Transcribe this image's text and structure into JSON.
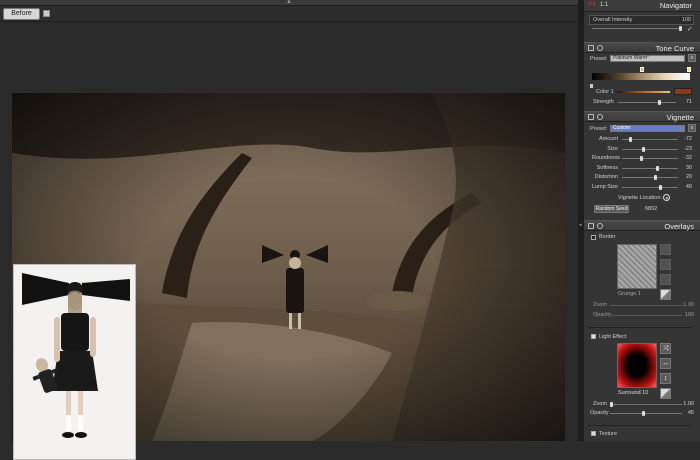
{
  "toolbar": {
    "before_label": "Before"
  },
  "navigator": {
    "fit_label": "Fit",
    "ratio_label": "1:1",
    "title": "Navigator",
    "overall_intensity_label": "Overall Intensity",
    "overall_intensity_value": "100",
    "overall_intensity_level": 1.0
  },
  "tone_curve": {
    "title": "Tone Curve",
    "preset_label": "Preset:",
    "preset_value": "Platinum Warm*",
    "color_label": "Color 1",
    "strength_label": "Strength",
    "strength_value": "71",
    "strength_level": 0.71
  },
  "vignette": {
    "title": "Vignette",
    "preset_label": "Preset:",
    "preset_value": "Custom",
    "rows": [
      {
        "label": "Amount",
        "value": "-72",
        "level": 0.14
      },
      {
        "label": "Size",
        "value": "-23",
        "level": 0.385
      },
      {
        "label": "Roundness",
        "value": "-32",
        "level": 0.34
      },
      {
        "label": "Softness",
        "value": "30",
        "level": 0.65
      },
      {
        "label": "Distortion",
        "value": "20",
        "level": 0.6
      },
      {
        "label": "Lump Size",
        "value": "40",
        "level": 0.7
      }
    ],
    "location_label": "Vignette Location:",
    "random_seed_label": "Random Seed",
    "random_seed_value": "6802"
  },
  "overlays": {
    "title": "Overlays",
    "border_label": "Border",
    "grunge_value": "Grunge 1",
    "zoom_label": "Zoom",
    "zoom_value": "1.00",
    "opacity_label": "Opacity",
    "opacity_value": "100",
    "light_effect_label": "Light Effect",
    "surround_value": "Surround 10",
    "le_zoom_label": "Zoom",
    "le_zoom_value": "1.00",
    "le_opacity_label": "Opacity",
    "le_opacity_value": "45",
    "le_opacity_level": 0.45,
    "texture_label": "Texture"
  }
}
□ □ □
**DIRECTIONS:** Copy each line in full and exactly, omitting any picture.

**WRITTEN ANSWER:**
Transcribe this image's text and structure into JSON.
{
  "toolbar": {
    "before_label": "Before"
  },
  "navigator": {
    "fit_label": "Fit",
    "ratio_label": "1:1",
    "title": "Navigator",
    "overall_intensity_label": "Overall Intensity",
    "overall_intensity_value": "100",
    "overall_intensity_level": 1.0
  },
  "tone_curve": {
    "title": "Tone Curve",
    "preset_label": "Preset:",
    "preset_value": "Platinum Warm*",
    "color_label": "Color 1",
    "strength_label": "Strength",
    "strength_value": "71",
    "strength_level": 0.71
  },
  "vignette": {
    "title": "Vignette",
    "preset_label": "Preset:",
    "preset_value": "Custom",
    "rows": [
      {
        "label": "Amount",
        "value": "-72",
        "level": 0.14
      },
      {
        "label": "Size",
        "value": "-23",
        "level": 0.385
      },
      {
        "label": "Roundness",
        "value": "-32",
        "level": 0.34
      },
      {
        "label": "Softness",
        "value": "30",
        "level": 0.65
      },
      {
        "label": "Distortion",
        "value": "20",
        "level": 0.6
      },
      {
        "label": "Lump Size",
        "value": "40",
        "level": 0.7
      }
    ],
    "location_label": "Vignette Location:",
    "random_seed_label": "Random Seed",
    "random_seed_value": "6802"
  },
  "overlays": {
    "title": "Overlays",
    "border_label": "Border",
    "grunge_value": "Grunge 1",
    "zoom_label": "Zoom",
    "zoom_value": "1.00",
    "opacity_label": "Opacity",
    "opacity_value": "100",
    "light_effect_label": "Light Effect",
    "surround_value": "Surround 10",
    "le_zoom_label": "Zoom",
    "le_zoom_value": "1.00",
    "le_opacity_label": "Opacity",
    "le_opacity_value": "45",
    "le_opacity_level": 0.45,
    "texture_label": "Texture"
  }
}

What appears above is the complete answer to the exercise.